Look below and pull out each line with the word "marker".

-- INPUT start --

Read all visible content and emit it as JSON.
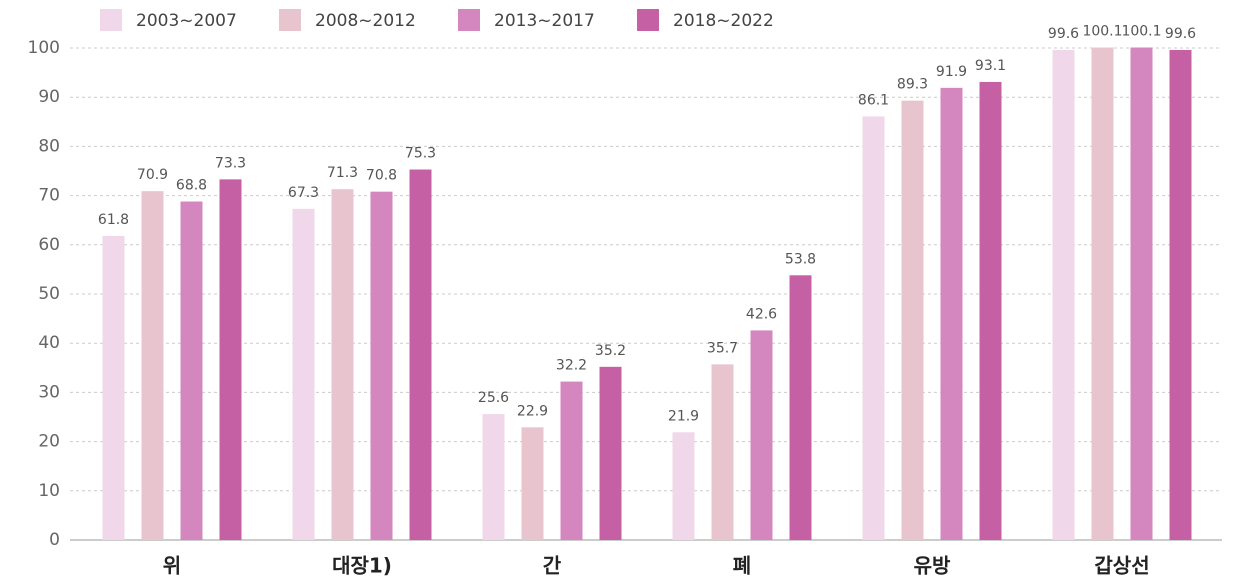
{
  "chart_data": {
    "type": "bar",
    "categories": [
      "위",
      "대장1)",
      "간",
      "폐",
      "유방",
      "갑상선"
    ],
    "series": [
      {
        "name": "2003~2007",
        "color": "#f0d8ea",
        "values": [
          61.8,
          67.3,
          25.6,
          21.9,
          86.1,
          99.6
        ]
      },
      {
        "name": "2008~2012",
        "color": "#e8c4cf",
        "values": [
          70.9,
          71.3,
          22.9,
          35.7,
          89.3,
          100.1
        ]
      },
      {
        "name": "2013~2017",
        "color": "#d487bf",
        "values": [
          68.8,
          70.8,
          32.2,
          42.6,
          91.9,
          100.1
        ]
      },
      {
        "name": "2018~2022",
        "color": "#c460a3",
        "values": [
          73.3,
          75.3,
          35.2,
          53.8,
          93.1,
          99.6
        ]
      }
    ],
    "ylim": [
      0,
      100
    ],
    "yticks": [
      0,
      10,
      20,
      30,
      40,
      50,
      60,
      70,
      80,
      90,
      100
    ],
    "grid": true
  }
}
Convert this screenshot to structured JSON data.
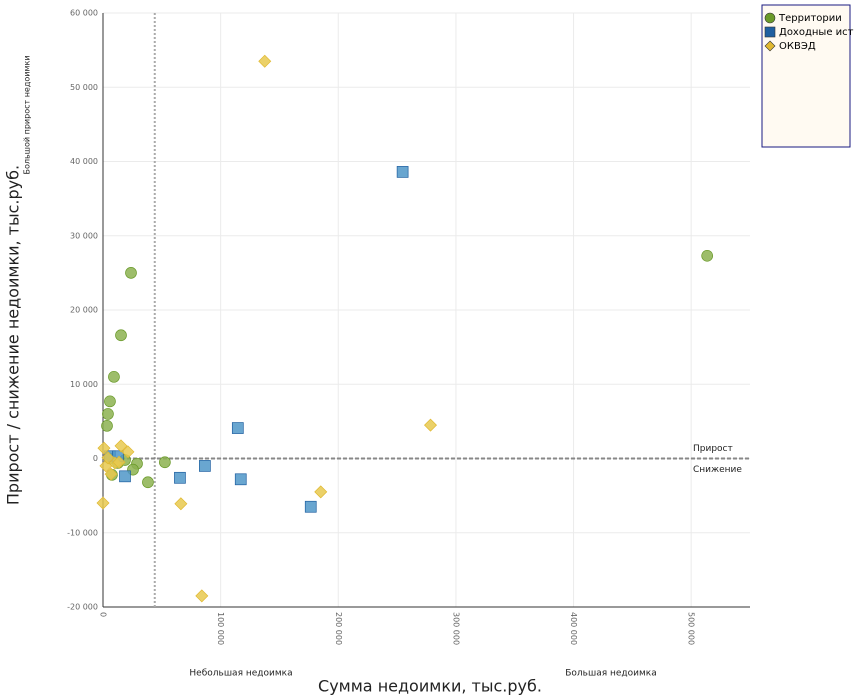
{
  "chart_data": {
    "type": "scatter",
    "title": "Большой прирост недоимки",
    "x_label": "Сумма недоимки, тыс.руб.",
    "y_label": "Прирост / снижение недоимки, тыс.руб.",
    "annotations": {
      "growth": "Прирост",
      "decline": "Снижение",
      "small_debt": "Небольшая недоимка",
      "large_debt": "Большая недоимка"
    },
    "reference_x": 44000,
    "reference_y": 0,
    "xlim": [
      0,
      550000
    ],
    "xticks": [
      {
        "value": 0,
        "label": "0"
      },
      {
        "value": 100000,
        "label": "100 000"
      },
      {
        "value": 200000,
        "label": "200 000"
      },
      {
        "value": 300000,
        "label": "300 000"
      },
      {
        "value": 400000,
        "label": "400 000"
      },
      {
        "value": 500000,
        "label": "500 000"
      }
    ],
    "ylim": [
      -20000,
      60000
    ],
    "yticks": [
      {
        "value": -20000,
        "label": "-20 000"
      },
      {
        "value": -10000,
        "label": "-10 000"
      },
      {
        "value": 0,
        "label": "0"
      },
      {
        "value": 10000,
        "label": "10 000"
      },
      {
        "value": 20000,
        "label": "20 000"
      },
      {
        "value": 30000,
        "label": "30 000"
      },
      {
        "value": 40000,
        "label": "40 000"
      },
      {
        "value": 50000,
        "label": "50 000"
      },
      {
        "value": 60000,
        "label": "60 000"
      }
    ],
    "grid": true,
    "series": [
      {
        "name": "Территории",
        "marker": "circle",
        "color": "#8cb150",
        "legend_color": "#6a9a2a",
        "x": [
          23800,
          15300,
          9300,
          5900,
          4200,
          3400,
          513600,
          52600,
          38200,
          28900,
          25500,
          7600,
          5900,
          12700,
          18700
        ],
        "values": [
          25000,
          16600,
          11000,
          7700,
          6000,
          4400,
          27300,
          -500,
          -3200,
          -700,
          -1500,
          -2200,
          0,
          -600,
          -200
        ]
      },
      {
        "name": "Доходные ист",
        "marker": "square",
        "color": "#4f97c8",
        "legend_color": "#1f5fa0",
        "x": [
          254700,
          114600,
          65400,
          86600,
          117100,
          176600,
          18700,
          5900,
          12700
        ],
        "values": [
          38600,
          4100,
          -2600,
          -1000,
          -2800,
          -6500,
          -2400,
          300,
          300
        ]
      },
      {
        "name": "ОКВЭД",
        "marker": "diamond",
        "color": "#e8c94f",
        "legend_color": "#e0b830",
        "x": [
          137500,
          278400,
          185100,
          66200,
          84000,
          0,
          800,
          15300,
          21200,
          2500,
          6800,
          10200,
          13600,
          4200
        ],
        "values": [
          53500,
          4500,
          -4500,
          -6100,
          -18500,
          -6000,
          1400,
          1700,
          900,
          -1000,
          -2100,
          -600,
          -500,
          100
        ]
      }
    ]
  }
}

-- INPUT end --

# RESPONSE FOR THIS EXERCISE
        "marker": "circle",
        "marker": "square",
        "marker": "diamond",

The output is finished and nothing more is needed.